### Work required
Copy out every record precisely.

### Data listing
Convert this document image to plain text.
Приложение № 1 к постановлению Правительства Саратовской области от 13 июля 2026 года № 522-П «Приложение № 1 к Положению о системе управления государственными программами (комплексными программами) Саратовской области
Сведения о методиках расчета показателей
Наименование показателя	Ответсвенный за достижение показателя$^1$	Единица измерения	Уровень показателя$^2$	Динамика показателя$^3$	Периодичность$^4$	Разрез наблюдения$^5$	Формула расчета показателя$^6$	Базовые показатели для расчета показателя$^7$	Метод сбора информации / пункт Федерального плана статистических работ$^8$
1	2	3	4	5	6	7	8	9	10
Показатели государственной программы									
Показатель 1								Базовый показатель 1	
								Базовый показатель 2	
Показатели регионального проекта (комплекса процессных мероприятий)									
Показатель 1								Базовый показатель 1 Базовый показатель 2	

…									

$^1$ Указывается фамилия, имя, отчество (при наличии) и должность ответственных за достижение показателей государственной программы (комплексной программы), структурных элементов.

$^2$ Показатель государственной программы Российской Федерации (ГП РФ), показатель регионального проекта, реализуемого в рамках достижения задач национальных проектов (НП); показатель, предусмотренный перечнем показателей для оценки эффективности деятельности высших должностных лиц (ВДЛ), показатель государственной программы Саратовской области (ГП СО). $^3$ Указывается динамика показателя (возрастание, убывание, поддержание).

### Solution below
Convert this document image to plain text.
Приложение № 1 к постановлению Правительства Саратовской области от 13 июля 2026 года № 522-П «Приложение № 1 к Положению о системе управления государственными программами (комплексными программами) Саратовской области
Сведения о методиках расчета показателей
Наименование показателя	Ответсвенный за достижение показателя$^1$	Единица измерения	Уровень показателя$^2$	Динамика показателя$^3$	Периодичность$^4$	Разрез наблюдения$^5$	Формула расчета показателя$^6$	Базовые показатели для расчета показателя$^7$	Метод сбора информации / пункт Федерального плана статистических работ$^8$
1	2	3	4	5	6	7	8	9	10
Показатели государственной программы									
Показатель 1								Базовый показатель 1	
								Базовый показатель 2	
Показатели регионального проекта (комплекса процессных мероприятий)									
Показатель 1								Базовый показатель 1 Базовый показатель 2	

…									

$^1$ Указывается фамилия, имя, отчество (при наличии) и должность ответственных за достижение показателей государственной программы (комплексной программы), структурных элементов.

$^2$ Показатель государственной программы Российской Федерации (ГП РФ), показатель регионального проекта, реализуемого в рамках достижения задач национальных проектов (НП); показатель, предусмотренный перечнем показателей для оценки эффективности деятельности высших должностных лиц (ВДЛ), показатель государственной программы Саратовской области (ГП СО). $^3$ Указывается динамика показателя (возрастание, убывание, поддержание).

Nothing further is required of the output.